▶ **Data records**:
>>>

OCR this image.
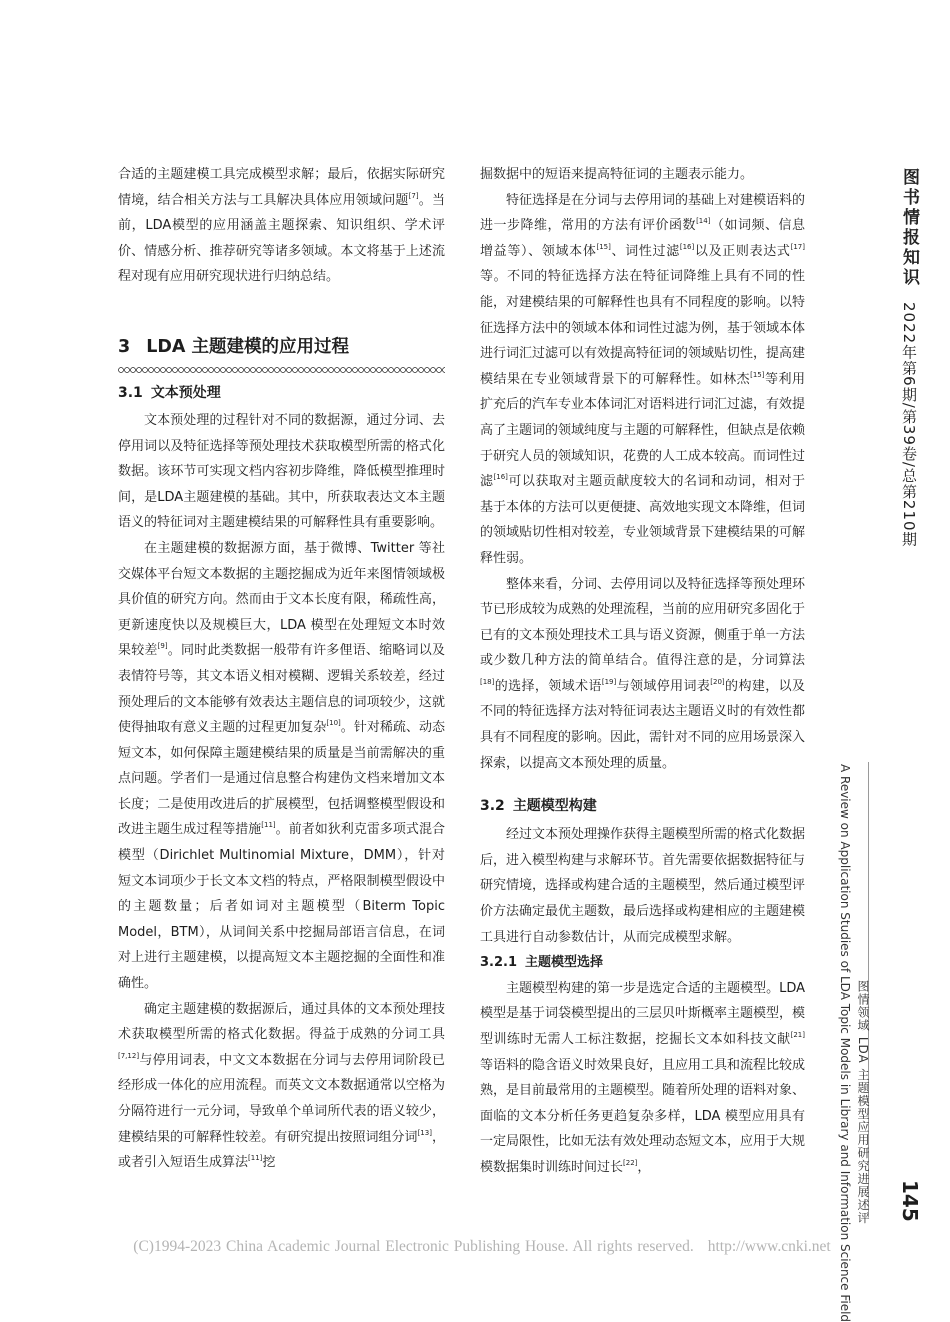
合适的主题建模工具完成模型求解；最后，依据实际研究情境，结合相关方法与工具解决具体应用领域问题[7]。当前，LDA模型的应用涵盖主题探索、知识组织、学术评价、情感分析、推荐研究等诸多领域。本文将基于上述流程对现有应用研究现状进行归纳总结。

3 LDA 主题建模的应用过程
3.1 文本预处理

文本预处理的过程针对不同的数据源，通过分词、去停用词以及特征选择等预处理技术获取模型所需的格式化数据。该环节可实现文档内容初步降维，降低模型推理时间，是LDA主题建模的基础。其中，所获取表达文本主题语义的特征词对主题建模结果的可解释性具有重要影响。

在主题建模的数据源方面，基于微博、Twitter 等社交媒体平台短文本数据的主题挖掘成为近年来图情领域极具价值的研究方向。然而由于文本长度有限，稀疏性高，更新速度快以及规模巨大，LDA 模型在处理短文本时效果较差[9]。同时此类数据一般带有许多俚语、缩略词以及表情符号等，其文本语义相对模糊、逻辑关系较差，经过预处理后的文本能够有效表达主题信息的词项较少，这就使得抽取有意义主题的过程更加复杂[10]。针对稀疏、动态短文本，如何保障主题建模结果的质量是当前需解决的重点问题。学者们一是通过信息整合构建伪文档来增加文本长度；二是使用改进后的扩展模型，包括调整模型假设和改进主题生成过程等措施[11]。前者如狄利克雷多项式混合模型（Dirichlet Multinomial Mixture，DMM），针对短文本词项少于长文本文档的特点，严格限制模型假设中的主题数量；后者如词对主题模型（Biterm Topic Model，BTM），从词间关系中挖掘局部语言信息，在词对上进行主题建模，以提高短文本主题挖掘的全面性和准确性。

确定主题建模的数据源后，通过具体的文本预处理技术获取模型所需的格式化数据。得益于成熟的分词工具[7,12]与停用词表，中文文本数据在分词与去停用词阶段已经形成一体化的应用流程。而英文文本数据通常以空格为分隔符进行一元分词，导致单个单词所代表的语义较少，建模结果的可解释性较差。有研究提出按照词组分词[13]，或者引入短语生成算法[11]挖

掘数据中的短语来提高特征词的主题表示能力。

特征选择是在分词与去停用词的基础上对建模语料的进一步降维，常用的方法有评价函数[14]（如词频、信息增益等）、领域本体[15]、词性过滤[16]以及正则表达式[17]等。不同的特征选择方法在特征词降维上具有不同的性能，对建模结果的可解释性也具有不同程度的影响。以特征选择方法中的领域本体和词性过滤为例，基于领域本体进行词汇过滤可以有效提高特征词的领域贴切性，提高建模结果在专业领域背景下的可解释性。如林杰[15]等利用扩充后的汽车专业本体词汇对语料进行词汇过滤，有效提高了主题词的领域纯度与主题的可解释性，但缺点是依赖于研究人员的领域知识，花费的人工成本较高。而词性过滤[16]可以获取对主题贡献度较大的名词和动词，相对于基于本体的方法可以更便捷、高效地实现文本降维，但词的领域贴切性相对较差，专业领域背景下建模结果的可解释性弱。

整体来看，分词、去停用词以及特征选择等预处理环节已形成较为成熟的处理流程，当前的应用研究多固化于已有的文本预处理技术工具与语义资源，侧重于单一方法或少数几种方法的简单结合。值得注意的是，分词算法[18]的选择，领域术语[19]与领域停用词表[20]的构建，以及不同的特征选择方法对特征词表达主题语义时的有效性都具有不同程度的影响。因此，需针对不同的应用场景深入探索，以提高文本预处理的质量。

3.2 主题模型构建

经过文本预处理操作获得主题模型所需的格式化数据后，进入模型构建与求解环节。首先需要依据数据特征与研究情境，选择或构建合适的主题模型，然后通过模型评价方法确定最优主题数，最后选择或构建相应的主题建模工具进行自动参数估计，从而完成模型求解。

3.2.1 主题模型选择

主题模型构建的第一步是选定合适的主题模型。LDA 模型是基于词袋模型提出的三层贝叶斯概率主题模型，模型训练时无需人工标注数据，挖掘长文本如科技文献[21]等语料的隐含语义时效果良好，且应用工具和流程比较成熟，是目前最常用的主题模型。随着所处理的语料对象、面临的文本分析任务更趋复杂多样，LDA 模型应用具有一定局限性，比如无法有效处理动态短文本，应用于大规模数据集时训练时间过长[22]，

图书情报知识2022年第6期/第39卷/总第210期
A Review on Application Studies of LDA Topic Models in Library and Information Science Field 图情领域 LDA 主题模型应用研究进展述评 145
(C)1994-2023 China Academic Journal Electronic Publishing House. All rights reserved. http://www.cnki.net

<<<
>>>

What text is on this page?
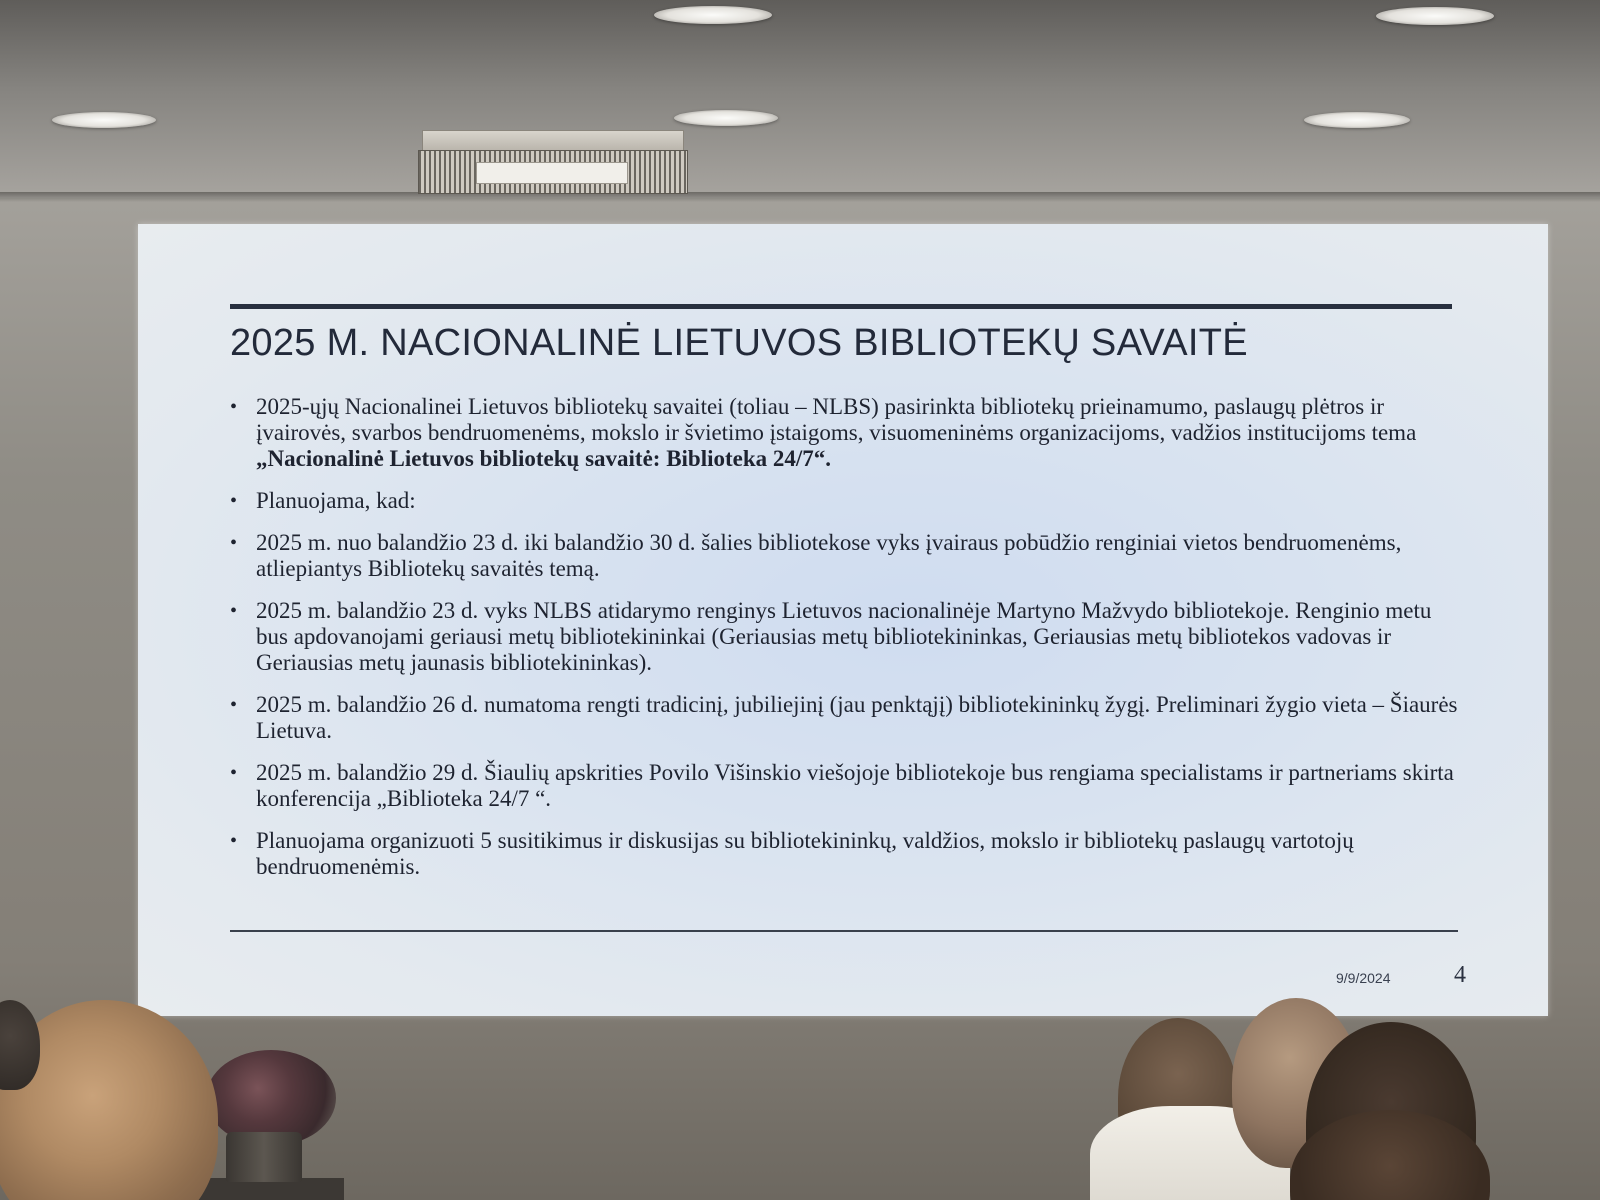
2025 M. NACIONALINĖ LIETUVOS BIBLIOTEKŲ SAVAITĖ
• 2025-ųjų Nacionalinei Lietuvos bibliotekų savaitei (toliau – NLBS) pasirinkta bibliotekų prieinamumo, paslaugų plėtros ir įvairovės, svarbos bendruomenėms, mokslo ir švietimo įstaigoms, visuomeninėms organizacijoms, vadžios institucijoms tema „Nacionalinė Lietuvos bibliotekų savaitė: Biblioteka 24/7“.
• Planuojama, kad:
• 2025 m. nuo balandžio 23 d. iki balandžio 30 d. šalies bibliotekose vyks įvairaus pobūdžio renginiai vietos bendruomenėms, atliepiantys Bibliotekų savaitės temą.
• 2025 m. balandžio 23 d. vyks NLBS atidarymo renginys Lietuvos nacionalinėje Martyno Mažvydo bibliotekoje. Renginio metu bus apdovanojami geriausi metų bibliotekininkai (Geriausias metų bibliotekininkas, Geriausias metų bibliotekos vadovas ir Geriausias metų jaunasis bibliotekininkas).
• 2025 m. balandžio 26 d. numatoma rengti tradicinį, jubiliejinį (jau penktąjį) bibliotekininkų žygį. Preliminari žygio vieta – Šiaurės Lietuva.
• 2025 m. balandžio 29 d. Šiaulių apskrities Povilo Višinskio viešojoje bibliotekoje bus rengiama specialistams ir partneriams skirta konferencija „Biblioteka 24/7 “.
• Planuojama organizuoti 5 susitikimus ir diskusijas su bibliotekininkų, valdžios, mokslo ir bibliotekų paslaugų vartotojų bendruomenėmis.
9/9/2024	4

<<<

▶ **Task statement**:
Find the word "balandžio" in the entries, and copy every line it shows up in.

▶ **Complete answer**:
• 2025 m. nuo balandžio 23 d. iki balandžio 30 d. šalies bibliotekose vyks įvairaus pobūdžio renginiai vietos bendruomenėms, atliepiantys Bibliotekų savaitės temą.
• 2025 m. balandžio 23 d. vyks NLBS atidarymo renginys Lietuvos nacionalinėje Martyno Mažvydo bibliotekoje. Renginio metu bus apdovanojami geriausi metų bibliotekininkai (Geriausias metų bibliotekininkas, Geriausias metų bibliotekos vadovas ir Geriausias metų jaunasis bibliotekininkas).
• 2025 m. balandžio 26 d. numatoma rengti tradicinį, jubiliejinį (jau penktąjį) bibliotekininkų žygį. Preliminari žygio vieta – Šiaurės Lietuva.
• 2025 m. balandžio 29 d. Šiaulių apskrities Povilo Višinskio viešojoje bibliotekoje bus rengiama specialistams ir partneriams skirta konferencija „Biblioteka 24/7 “.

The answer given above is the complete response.